*WRITTEN TASK:* Set down every record once more, exactly as given.

*STORED DATA:*

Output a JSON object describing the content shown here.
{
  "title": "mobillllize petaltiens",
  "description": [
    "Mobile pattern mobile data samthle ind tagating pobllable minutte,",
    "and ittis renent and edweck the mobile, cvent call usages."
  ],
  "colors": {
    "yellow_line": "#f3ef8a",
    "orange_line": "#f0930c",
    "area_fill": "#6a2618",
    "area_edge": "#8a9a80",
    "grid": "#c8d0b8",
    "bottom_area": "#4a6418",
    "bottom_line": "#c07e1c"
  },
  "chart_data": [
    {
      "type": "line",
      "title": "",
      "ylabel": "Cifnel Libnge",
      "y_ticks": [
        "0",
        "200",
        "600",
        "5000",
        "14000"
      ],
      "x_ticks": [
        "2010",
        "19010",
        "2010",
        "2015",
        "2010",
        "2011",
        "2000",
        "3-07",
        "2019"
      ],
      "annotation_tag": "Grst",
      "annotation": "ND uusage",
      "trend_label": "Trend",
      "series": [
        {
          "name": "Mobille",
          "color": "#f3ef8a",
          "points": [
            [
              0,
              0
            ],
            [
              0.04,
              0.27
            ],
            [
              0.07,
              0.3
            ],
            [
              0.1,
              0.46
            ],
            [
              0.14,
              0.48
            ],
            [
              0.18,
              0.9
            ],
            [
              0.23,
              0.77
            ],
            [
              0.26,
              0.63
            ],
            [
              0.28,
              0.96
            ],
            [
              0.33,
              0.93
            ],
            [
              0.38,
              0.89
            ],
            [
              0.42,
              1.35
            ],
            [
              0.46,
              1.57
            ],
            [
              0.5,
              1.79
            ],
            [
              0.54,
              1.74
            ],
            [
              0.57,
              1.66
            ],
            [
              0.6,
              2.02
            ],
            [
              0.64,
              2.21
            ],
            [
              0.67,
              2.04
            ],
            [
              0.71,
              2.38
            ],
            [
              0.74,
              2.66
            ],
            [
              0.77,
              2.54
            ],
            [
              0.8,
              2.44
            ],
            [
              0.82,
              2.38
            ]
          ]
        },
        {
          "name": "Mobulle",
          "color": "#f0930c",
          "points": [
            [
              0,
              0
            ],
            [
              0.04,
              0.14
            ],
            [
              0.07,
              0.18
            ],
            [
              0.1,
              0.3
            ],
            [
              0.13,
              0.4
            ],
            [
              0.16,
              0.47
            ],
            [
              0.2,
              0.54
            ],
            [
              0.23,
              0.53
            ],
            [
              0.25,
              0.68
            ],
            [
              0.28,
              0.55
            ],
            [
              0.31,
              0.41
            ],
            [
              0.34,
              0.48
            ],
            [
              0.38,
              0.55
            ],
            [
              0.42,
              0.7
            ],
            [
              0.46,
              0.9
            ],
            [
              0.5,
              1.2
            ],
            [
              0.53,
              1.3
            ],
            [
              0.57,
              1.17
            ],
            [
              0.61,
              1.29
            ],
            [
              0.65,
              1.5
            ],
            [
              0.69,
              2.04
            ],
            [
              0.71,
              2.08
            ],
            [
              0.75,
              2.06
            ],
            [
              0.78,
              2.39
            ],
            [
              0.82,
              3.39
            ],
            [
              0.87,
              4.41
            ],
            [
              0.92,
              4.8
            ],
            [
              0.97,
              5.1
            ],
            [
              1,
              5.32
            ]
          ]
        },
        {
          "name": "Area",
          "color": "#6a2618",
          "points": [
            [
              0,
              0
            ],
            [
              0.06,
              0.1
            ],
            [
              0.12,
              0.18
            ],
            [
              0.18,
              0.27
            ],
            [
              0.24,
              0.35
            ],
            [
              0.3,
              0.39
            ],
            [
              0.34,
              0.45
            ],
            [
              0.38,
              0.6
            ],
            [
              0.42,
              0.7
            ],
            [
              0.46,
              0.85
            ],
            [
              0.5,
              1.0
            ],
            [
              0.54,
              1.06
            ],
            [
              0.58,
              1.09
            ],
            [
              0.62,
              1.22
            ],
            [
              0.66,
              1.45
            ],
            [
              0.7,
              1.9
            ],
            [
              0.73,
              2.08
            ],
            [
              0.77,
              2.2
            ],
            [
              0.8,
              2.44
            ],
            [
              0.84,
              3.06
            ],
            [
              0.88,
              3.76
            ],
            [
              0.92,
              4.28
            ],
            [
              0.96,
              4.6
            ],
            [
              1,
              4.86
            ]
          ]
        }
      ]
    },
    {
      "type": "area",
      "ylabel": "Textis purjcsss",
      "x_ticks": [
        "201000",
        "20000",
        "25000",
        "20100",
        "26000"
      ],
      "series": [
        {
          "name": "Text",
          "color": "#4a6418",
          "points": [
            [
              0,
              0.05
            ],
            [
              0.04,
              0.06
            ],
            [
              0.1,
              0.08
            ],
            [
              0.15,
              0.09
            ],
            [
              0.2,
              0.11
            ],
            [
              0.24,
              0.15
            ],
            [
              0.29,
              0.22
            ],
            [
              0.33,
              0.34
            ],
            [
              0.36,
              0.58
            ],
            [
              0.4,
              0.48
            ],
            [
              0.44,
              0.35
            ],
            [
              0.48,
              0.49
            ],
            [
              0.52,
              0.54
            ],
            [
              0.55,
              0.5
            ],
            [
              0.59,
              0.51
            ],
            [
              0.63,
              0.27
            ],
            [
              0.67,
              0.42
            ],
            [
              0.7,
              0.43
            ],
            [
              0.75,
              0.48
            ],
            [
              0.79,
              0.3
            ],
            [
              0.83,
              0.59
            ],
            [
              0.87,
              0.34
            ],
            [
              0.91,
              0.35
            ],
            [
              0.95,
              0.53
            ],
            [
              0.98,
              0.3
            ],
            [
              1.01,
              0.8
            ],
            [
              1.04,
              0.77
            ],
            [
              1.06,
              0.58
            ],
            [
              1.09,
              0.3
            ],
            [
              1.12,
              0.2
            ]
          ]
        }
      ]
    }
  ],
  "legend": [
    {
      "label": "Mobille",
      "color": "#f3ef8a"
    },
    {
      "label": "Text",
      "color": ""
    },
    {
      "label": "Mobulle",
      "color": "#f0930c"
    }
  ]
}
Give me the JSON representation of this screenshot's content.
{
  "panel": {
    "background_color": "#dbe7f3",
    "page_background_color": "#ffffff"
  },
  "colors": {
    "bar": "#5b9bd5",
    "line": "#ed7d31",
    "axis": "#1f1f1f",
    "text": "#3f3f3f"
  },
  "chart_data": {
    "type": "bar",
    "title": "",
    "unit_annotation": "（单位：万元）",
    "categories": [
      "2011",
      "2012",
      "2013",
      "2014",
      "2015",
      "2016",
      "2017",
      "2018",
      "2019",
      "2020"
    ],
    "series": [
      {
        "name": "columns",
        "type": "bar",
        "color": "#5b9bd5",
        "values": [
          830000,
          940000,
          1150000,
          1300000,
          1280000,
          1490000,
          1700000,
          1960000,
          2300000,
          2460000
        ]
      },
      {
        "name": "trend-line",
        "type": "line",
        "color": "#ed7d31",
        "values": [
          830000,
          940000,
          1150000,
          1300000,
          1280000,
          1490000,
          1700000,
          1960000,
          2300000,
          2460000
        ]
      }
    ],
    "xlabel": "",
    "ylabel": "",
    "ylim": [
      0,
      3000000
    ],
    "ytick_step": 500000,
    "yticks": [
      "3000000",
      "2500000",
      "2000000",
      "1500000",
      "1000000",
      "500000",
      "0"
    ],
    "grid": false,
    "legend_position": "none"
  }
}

*TASK ANSWER:*
Output a JSON object describing the content shown here.
{
  "title": "mobillllize petaltiens",
  "description": [
    "Mobile pattern mobile data samthle ind tagating pobllable minutte,",
    "and ittis renent and edweck the mobile, cvent call usages."
  ],
  "colors": {
    "yellow_line": "#f3ef8a",
    "orange_line": "#f0930c",
    "area_fill": "#6a2618",
    "area_edge": "#8a9a80",
    "grid": "#c8d0b8",
    "bottom_area": "#4a6418",
    "bottom_line": "#c07e1c"
  },
  "chart_data": [
    {
      "type": "line",
      "title": "",
      "ylabel": "Cifnel Libnge",
      "y_ticks": [
        "0",
        "200",
        "600",
        "5000",
        "14000"
      ],
      "x_ticks": [
        "2010",
        "19010",
        "2010",
        "2015",
        "2010",
        "2011",
        "2000",
        "3-07",
        "2019"
      ],
      "annotation_tag": "Grst",
      "annotation": "ND uusage",
      "trend_label": "Trend",
      "series": [
        {
          "name": "Mobille",
          "color": "#f3ef8a",
          "points": [
            [
              0,
              0
            ],
            [
              0.04,
              0.27
            ],
            [
              0.07,
              0.3
            ],
            [
              0.1,
              0.46
            ],
            [
              0.14,
              0.48
            ],
            [
              0.18,
              0.9
            ],
            [
              0.23,
              0.77
            ],
            [
              0.26,
              0.63
            ],
            [
              0.28,
              0.96
            ],
            [
              0.33,
              0.93
            ],
            [
              0.38,
              0.89
            ],
            [
              0.42,
              1.35
            ],
            [
              0.46,
              1.57
            ],
            [
              0.5,
              1.79
            ],
            [
              0.54,
              1.74
            ],
            [
              0.57,
              1.66
            ],
            [
              0.6,
              2.02
            ],
            [
              0.64,
              2.21
            ],
            [
              0.67,
              2.04
            ],
            [
              0.71,
              2.38
            ],
            [
              0.74,
              2.66
            ],
            [
              0.77,
              2.54
            ],
            [
              0.8,
              2.44
            ],
            [
              0.82,
              2.38
            ]
          ]
        },
        {
          "name": "Mobulle",
          "color": "#f0930c",
          "points": [
            [
              0,
              0
            ],
            [
              0.04,
              0.14
            ],
            [
              0.07,
              0.18
            ],
            [
              0.1,
              0.3
            ],
            [
              0.13,
              0.4
            ],
            [
              0.16,
              0.47
            ],
            [
              0.2,
              0.54
            ],
            [
              0.23,
              0.53
            ],
            [
              0.25,
              0.68
            ],
            [
              0.28,
              0.55
            ],
            [
              0.31,
              0.41
            ],
            [
              0.34,
              0.48
            ],
            [
              0.38,
              0.55
            ],
            [
              0.42,
              0.7
            ],
            [
              0.46,
              0.9
            ],
            [
              0.5,
              1.2
            ],
            [
              0.53,
              1.3
            ],
            [
              0.57,
              1.17
            ],
            [
              0.61,
              1.29
            ],
            [
              0.65,
              1.5
            ],
            [
              0.69,
              2.04
            ],
            [
              0.71,
              2.08
            ],
            [
              0.75,
              2.06
            ],
            [
              0.78,
              2.39
            ],
            [
              0.82,
              3.39
            ],
            [
              0.87,
              4.41
            ],
            [
              0.92,
              4.8
            ],
            [
              0.97,
              5.1
            ],
            [
              1,
              5.32
            ]
          ]
        },
        {
          "name": "Area",
          "color": "#6a2618",
          "points": [
            [
              0,
              0
            ],
            [
              0.06,
              0.1
            ],
            [
              0.12,
              0.18
            ],
            [
              0.18,
              0.27
            ],
            [
              0.24,
              0.35
            ],
            [
              0.3,
              0.39
            ],
            [
              0.34,
              0.45
            ],
            [
              0.38,
              0.6
            ],
            [
              0.42,
              0.7
            ],
            [
              0.46,
              0.85
            ],
            [
              0.5,
              1.0
            ],
            [
              0.54,
              1.06
            ],
            [
              0.58,
              1.09
            ],
            [
              0.62,
              1.22
            ],
            [
              0.66,
              1.45
            ],
            [
              0.7,
              1.9
            ],
            [
              0.73,
              2.08
            ],
            [
              0.77,
              2.2
            ],
            [
              0.8,
              2.44
            ],
            [
              0.84,
              3.06
            ],
            [
              0.88,
              3.76
            ],
            [
              0.92,
              4.28
            ],
            [
              0.96,
              4.6
            ],
            [
              1,
              4.86
            ]
          ]
        }
      ]
    },
    {
      "type": "area",
      "ylabel": "Textis purjcsss",
      "x_ticks": [
        "201000",
        "20000",
        "25000",
        "20100",
        "26000"
      ],
      "series": [
        {
          "name": "Text",
          "color": "#4a6418",
          "points": [
            [
              0,
              0.05
            ],
            [
              0.04,
              0.06
            ],
            [
              0.1,
              0.08
            ],
            [
              0.15,
              0.09
            ],
            [
              0.2,
              0.11
            ],
            [
              0.24,
              0.15
            ],
            [
              0.29,
              0.22
            ],
            [
              0.33,
              0.34
            ],
            [
              0.36,
              0.58
            ],
            [
              0.4,
              0.48
            ],
            [
              0.44,
              0.35
            ],
            [
              0.48,
              0.49
            ],
            [
              0.52,
              0.54
            ],
            [
              0.55,
              0.5
            ],
            [
              0.59,
              0.51
            ],
            [
              0.63,
              0.27
            ],
            [
              0.67,
              0.42
            ],
            [
              0.7,
              0.43
            ],
            [
              0.75,
              0.48
            ],
            [
              0.79,
              0.3
            ],
            [
              0.83,
              0.59
            ],
            [
              0.87,
              0.34
            ],
            [
              0.91,
              0.35
            ],
            [
              0.95,
              0.53
            ],
            [
              0.98,
              0.3
            ],
            [
              1.01,
              0.8
            ],
            [
              1.04,
              0.77
            ],
            [
              1.06,
              0.58
            ],
            [
              1.09,
              0.3
            ],
            [
              1.12,
              0.2
            ]
          ]
        }
      ]
    }
  ],
  "legend": [
    {
      "label": "Mobille",
      "color": "#f3ef8a"
    },
    {
      "label": "Text",
      "color": ""
    },
    {
      "label": "Mobulle",
      "color": "#f0930c"
    }
  ]
}
Give me the JSON representation of this screenshot's content.
{
  "panel": {
    "background_color": "#dbe7f3",
    "page_background_color": "#ffffff"
  },
  "colors": {
    "bar": "#5b9bd5",
    "line": "#ed7d31",
    "axis": "#1f1f1f",
    "text": "#3f3f3f"
  },
  "chart_data": {
    "type": "bar",
    "title": "",
    "unit_annotation": "（单位：万元）",
    "categories": [
      "2011",
      "2012",
      "2013",
      "2014",
      "2015",
      "2016",
      "2017",
      "2018",
      "2019",
      "2020"
    ],
    "series": [
      {
        "name": "columns",
        "type": "bar",
        "color": "#5b9bd5",
        "values": [
          830000,
          940000,
          1150000,
          1300000,
          1280000,
          1490000,
          1700000,
          1960000,
          2300000,
          2460000
        ]
      },
      {
        "name": "trend-line",
        "type": "line",
        "color": "#ed7d31",
        "values": [
          830000,
          940000,
          1150000,
          1300000,
          1280000,
          1490000,
          1700000,
          1960000,
          2300000,
          2460000
        ]
      }
    ],
    "xlabel": "",
    "ylabel": "",
    "ylim": [
      0,
      3000000
    ],
    "ytick_step": 500000,
    "yticks": [
      "3000000",
      "2500000",
      "2000000",
      "1500000",
      "1000000",
      "500000",
      "0"
    ],
    "grid": false,
    "legend_position": "none"
  }
}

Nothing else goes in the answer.